── RECORD LIST ──

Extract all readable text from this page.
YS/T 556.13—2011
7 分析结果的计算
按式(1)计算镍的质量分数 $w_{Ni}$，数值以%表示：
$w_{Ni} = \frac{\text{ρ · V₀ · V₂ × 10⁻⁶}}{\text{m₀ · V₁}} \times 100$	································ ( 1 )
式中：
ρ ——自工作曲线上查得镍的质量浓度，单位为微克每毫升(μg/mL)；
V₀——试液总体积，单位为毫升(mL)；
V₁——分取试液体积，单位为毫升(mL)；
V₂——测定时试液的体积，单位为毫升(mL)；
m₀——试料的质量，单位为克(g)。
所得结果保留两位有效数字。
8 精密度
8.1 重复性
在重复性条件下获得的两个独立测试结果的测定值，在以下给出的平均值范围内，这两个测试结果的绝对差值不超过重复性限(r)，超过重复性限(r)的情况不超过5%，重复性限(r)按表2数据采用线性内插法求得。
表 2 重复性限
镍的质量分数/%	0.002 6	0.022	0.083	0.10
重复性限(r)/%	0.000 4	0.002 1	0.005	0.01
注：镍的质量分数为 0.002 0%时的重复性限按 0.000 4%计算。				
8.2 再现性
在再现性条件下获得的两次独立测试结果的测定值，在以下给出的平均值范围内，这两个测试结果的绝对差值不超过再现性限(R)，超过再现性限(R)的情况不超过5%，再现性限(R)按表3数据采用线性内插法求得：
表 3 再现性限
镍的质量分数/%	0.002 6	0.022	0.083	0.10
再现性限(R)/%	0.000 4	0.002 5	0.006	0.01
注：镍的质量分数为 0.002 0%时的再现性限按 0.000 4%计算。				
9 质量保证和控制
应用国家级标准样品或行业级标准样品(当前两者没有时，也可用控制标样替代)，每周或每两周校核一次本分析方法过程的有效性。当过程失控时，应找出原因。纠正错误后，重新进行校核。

───

## STATED TASK:
Count the lines of the data that contain the string "单位为毫升", and reply with that number alone.

## EXERCISE SOLUTION:
3